(Collected data)
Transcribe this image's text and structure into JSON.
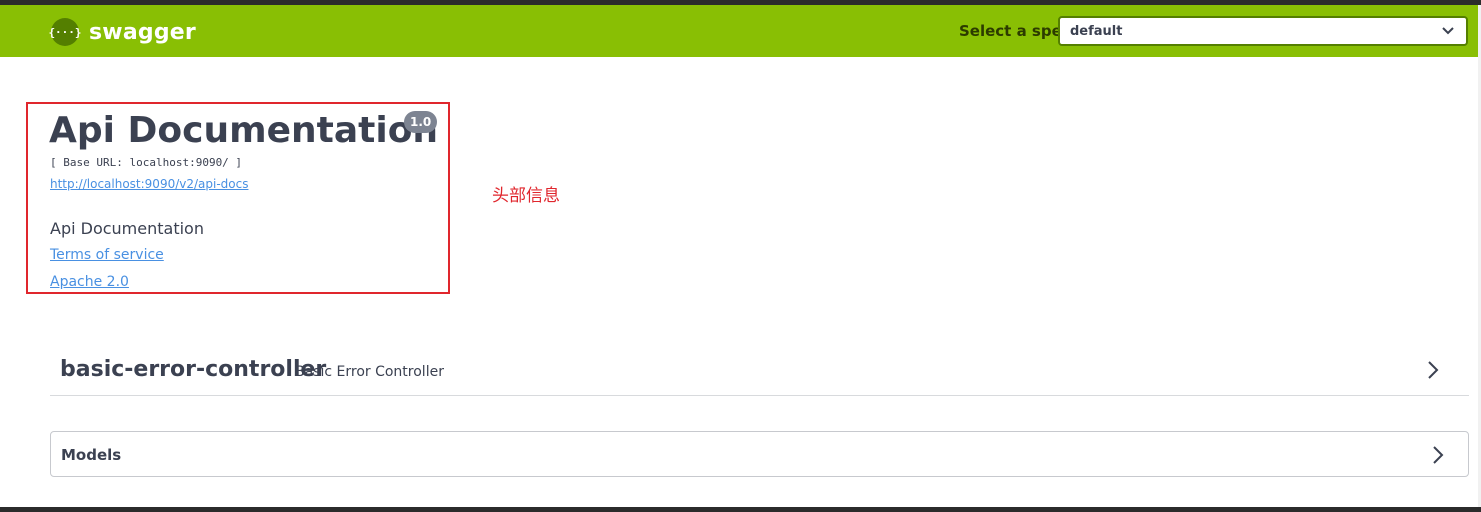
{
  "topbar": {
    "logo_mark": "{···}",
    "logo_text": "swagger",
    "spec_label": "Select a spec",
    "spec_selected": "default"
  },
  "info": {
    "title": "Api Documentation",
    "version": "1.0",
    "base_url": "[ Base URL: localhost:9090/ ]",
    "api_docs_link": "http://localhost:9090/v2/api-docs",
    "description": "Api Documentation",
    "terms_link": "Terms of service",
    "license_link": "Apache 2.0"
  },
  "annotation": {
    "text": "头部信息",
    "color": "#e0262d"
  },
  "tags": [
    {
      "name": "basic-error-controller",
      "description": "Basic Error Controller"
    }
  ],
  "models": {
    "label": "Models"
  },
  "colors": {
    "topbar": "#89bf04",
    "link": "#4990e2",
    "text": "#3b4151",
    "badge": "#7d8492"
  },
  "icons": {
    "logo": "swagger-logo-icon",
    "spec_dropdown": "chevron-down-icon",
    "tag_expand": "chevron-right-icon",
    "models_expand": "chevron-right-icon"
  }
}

- [WHAT NEEDS TO BE DONE]: Your job is to transcribe the entries above exactly; skip the pictures.

- [TASK OUTPUT]:
Transcribe this image's text and structure into JSON.
{
  "topbar": {
    "logo_mark": "{···}",
    "logo_text": "swagger",
    "spec_label": "Select a spec",
    "spec_selected": "default"
  },
  "info": {
    "title": "Api Documentation",
    "version": "1.0",
    "base_url": "[ Base URL: localhost:9090/ ]",
    "api_docs_link": "http://localhost:9090/v2/api-docs",
    "description": "Api Documentation",
    "terms_link": "Terms of service",
    "license_link": "Apache 2.0"
  },
  "annotation": {
    "text": "头部信息",
    "color": "#e0262d"
  },
  "tags": [
    {
      "name": "basic-error-controller",
      "description": "Basic Error Controller"
    }
  ],
  "models": {
    "label": "Models"
  },
  "colors": {
    "topbar": "#89bf04",
    "link": "#4990e2",
    "text": "#3b4151",
    "badge": "#7d8492"
  },
  "icons": {
    "logo": "swagger-logo-icon",
    "spec_dropdown": "chevron-down-icon",
    "tag_expand": "chevron-right-icon",
    "models_expand": "chevron-right-icon"
  }
}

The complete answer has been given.